::: Available records
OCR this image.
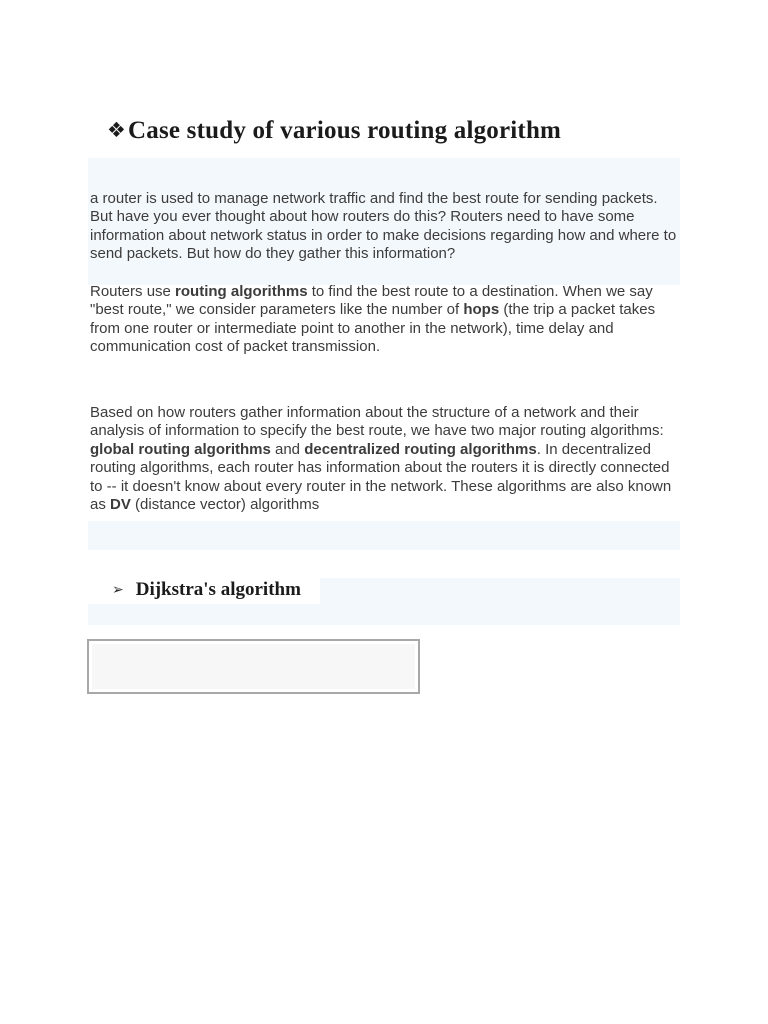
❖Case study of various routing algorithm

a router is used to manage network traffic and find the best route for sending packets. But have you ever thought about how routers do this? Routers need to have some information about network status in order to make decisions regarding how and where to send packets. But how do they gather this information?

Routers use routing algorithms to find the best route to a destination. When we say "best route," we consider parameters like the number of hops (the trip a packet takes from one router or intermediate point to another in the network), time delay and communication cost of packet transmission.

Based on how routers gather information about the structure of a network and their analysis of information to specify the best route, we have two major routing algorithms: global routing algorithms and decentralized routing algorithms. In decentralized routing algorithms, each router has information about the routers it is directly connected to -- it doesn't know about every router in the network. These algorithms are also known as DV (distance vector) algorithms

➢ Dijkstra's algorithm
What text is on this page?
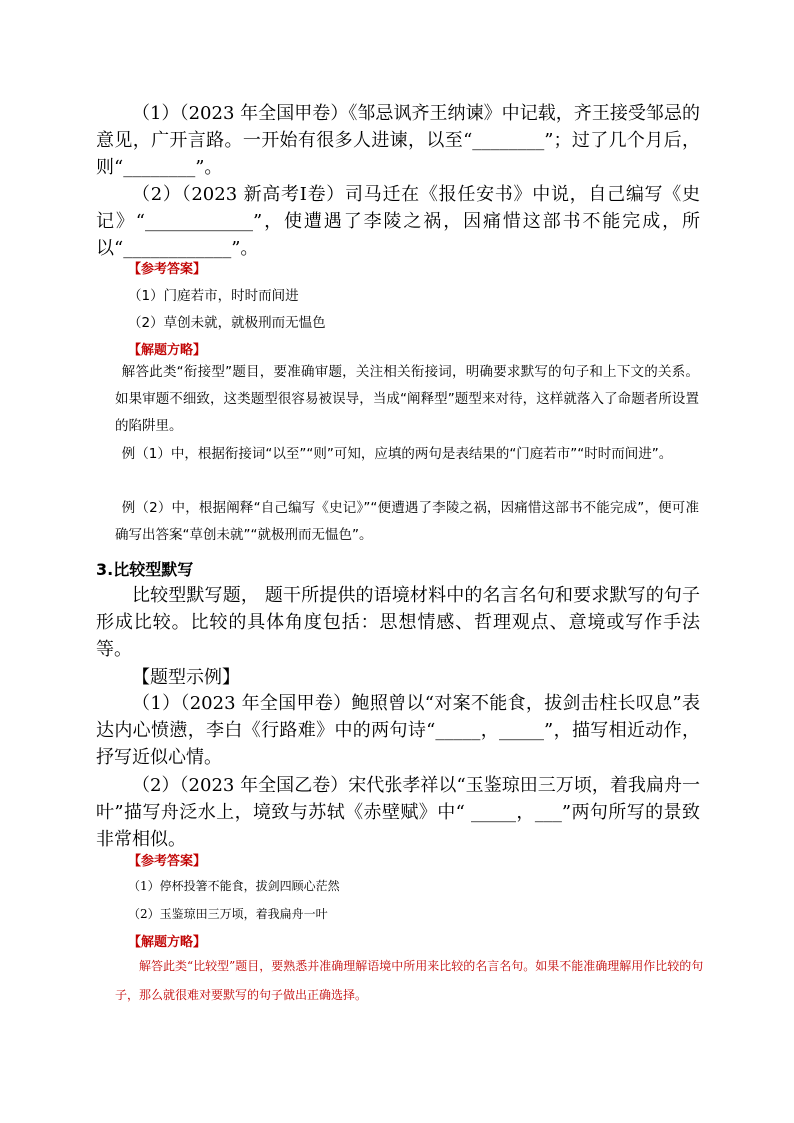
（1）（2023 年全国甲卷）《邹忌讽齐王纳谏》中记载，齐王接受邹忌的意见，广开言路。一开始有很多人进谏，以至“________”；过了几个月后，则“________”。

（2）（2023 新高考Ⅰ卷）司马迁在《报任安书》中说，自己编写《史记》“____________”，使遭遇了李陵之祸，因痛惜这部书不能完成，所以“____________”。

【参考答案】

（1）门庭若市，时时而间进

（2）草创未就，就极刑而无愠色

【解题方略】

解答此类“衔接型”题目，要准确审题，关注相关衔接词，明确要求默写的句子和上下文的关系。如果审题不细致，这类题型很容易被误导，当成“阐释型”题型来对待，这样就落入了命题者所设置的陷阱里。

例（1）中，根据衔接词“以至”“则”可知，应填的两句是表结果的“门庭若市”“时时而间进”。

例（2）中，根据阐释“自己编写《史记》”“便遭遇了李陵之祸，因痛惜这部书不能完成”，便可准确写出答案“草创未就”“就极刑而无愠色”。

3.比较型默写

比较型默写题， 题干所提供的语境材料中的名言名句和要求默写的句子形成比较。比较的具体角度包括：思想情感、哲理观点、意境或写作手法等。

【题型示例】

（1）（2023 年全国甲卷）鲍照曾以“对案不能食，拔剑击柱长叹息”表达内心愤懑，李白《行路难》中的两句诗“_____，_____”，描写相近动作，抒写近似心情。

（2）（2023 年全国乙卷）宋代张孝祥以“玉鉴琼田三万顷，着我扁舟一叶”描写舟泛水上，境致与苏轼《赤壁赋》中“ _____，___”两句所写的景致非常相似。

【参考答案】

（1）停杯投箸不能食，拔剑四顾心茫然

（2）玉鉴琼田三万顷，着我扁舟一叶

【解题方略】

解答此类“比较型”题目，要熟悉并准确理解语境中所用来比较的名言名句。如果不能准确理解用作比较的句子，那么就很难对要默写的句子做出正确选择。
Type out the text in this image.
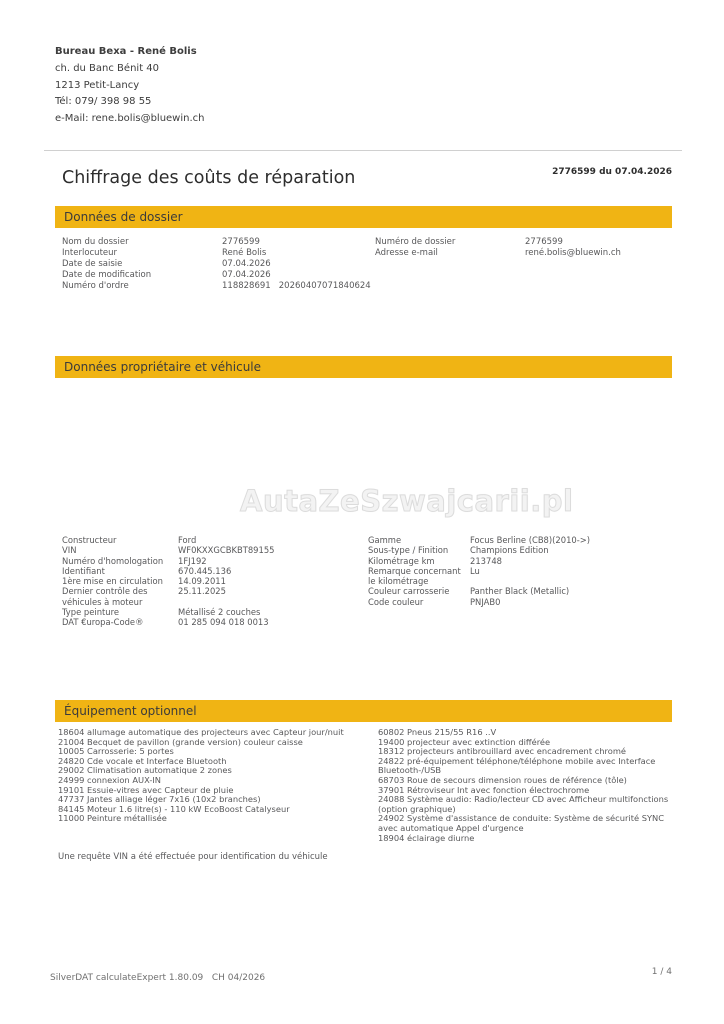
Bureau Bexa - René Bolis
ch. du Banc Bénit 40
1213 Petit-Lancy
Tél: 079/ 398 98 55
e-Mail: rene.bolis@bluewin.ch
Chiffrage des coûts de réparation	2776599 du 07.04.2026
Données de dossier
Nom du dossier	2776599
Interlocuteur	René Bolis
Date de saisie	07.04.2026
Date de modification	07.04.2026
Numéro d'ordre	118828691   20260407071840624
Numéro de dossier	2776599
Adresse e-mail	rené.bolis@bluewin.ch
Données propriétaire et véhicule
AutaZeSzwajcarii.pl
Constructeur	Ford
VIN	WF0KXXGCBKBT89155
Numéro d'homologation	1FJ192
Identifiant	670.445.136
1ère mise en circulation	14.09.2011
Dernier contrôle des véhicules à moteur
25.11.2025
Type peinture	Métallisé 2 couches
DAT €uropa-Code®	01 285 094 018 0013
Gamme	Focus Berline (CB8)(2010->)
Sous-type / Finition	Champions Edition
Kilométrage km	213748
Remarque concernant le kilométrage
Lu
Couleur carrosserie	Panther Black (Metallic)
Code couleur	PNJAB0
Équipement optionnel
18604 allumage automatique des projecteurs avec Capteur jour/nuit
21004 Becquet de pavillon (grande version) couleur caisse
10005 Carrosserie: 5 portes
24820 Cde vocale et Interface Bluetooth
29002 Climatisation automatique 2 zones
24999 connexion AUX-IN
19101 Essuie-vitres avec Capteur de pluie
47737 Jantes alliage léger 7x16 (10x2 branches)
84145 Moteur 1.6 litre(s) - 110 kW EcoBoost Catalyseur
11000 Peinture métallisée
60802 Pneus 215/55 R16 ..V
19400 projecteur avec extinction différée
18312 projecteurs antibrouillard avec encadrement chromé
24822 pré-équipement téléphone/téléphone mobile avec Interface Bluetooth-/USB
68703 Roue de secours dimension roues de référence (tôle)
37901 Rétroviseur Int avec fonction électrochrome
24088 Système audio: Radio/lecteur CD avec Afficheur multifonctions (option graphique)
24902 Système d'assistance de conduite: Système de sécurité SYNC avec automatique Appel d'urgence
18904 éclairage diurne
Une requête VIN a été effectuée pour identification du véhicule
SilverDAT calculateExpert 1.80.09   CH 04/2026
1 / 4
::::::
◆ What you will do:
Make a word-for-word copy of the entries, without any pictures.

◆ Finished answer:
OCR this image.
❖Case study of various routing algorithm

a router is used to manage network traffic and find the best route for sending packets. But have you ever thought about how routers do this? Routers need to have some information about network status in order to make decisions regarding how and where to send packets. But how do they gather this information?

Routers use routing algorithms to find the best route to a destination. When we say "best route," we consider parameters like the number of hops (the trip a packet takes from one router or intermediate point to another in the network), time delay and communication cost of packet transmission.

Based on how routers gather information about the structure of a network and their analysis of information to specify the best route, we have two major routing algorithms: global routing algorithms and decentralized routing algorithms. In decentralized routing algorithms, each router has information about the routers it is directly connected to -- it doesn't know about every router in the network. These algorithms are also known as DV (distance vector) algorithms

➢ Dijkstra's algorithm
What text is on this page?
（1）（2023 年全国甲卷）《邹忌讽齐王纳谏》中记载，齐王接受邹忌的意见，广开言路。一开始有很多人进谏，以至“________”；过了几个月后，则“________”。

（2）（2023 新高考Ⅰ卷）司马迁在《报任安书》中说，自己编写《史记》“____________”，使遭遇了李陵之祸，因痛惜这部书不能完成，所以“____________”。

【参考答案】

（1）门庭若市，时时而间进

（2）草创未就，就极刑而无愠色

【解题方略】

解答此类“衔接型”题目，要准确审题，关注相关衔接词，明确要求默写的句子和上下文的关系。如果审题不细致，这类题型很容易被误导，当成“阐释型”题型来对待，这样就落入了命题者所设置的陷阱里。

例（1）中，根据衔接词“以至”“则”可知，应填的两句是表结果的“门庭若市”“时时而间进”。

例（2）中，根据阐释“自己编写《史记》”“便遭遇了李陵之祸，因痛惜这部书不能完成”，便可准确写出答案“草创未就”“就极刑而无愠色”。

3.比较型默写

比较型默写题， 题干所提供的语境材料中的名言名句和要求默写的句子形成比较。比较的具体角度包括：思想情感、哲理观点、意境或写作手法等。

【题型示例】

（1）（2023 年全国甲卷）鲍照曾以“对案不能食，拔剑击柱长叹息”表达内心愤懑，李白《行路难》中的两句诗“_____，_____”，描写相近动作，抒写近似心情。

（2）（2023 年全国乙卷）宋代张孝祥以“玉鉴琼田三万顷，着我扁舟一叶”描写舟泛水上，境致与苏轼《赤壁赋》中“ _____，___”两句所写的景致非常相似。

【参考答案】

（1）停杯投箸不能食，拔剑四顾心茫然

（2）玉鉴琼田三万顷，着我扁舟一叶

【解题方略】

解答此类“比较型”题目，要熟悉并准确理解语境中所用来比较的名言名句。如果不能准确理解用作比较的句子，那么就很难对要默写的句子做出正确选择。
Type out the text in this image.
Bureau Bexa - René Bolis
ch. du Banc Bénit 40
1213 Petit-Lancy
Tél: 079/ 398 98 55
e-Mail: rene.bolis@bluewin.ch
Chiffrage des coûts de réparation	2776599 du 07.04.2026
Données de dossier
Nom du dossier	2776599
Interlocuteur	René Bolis
Date de saisie	07.04.2026
Date de modification	07.04.2026
Numéro d'ordre	118828691   20260407071840624
Numéro de dossier	2776599
Adresse e-mail	rené.bolis@bluewin.ch
Données propriétaire et véhicule
AutaZeSzwajcarii.pl
Constructeur	Ford
VIN	WF0KXXGCBKBT89155
Numéro d'homologation	1FJ192
Identifiant	670.445.136
1ère mise en circulation	14.09.2011
Dernier contrôle des véhicules à moteur
25.11.2025
Type peinture	Métallisé 2 couches
DAT €uropa-Code®	01 285 094 018 0013
Gamme	Focus Berline (CB8)(2010->)
Sous-type / Finition	Champions Edition
Kilométrage km	213748
Remarque concernant le kilométrage
Lu
Couleur carrosserie	Panther Black (Metallic)
Code couleur	PNJAB0
Équipement optionnel
18604 allumage automatique des projecteurs avec Capteur jour/nuit
21004 Becquet de pavillon (grande version) couleur caisse
10005 Carrosserie: 5 portes
24820 Cde vocale et Interface Bluetooth
29002 Climatisation automatique 2 zones
24999 connexion AUX-IN
19101 Essuie-vitres avec Capteur de pluie
47737 Jantes alliage léger 7x16 (10x2 branches)
84145 Moteur 1.6 litre(s) - 110 kW EcoBoost Catalyseur
11000 Peinture métallisée
60802 Pneus 215/55 R16 ..V
19400 projecteur avec extinction différée
18312 projecteurs antibrouillard avec encadrement chromé
24822 pré-équipement téléphone/téléphone mobile avec Interface Bluetooth-/USB
68703 Roue de secours dimension roues de référence (tôle)
37901 Rétroviseur Int avec fonction électrochrome
24088 Système audio: Radio/lecteur CD avec Afficheur multifonctions (option graphique)
24902 Système d'assistance de conduite: Système de sécurité SYNC avec automatique Appel d'urgence
18904 éclairage diurne
Une requête VIN a été effectuée pour identification du véhicule
SilverDAT calculateExpert 1.80.09   CH 04/2026
1 / 4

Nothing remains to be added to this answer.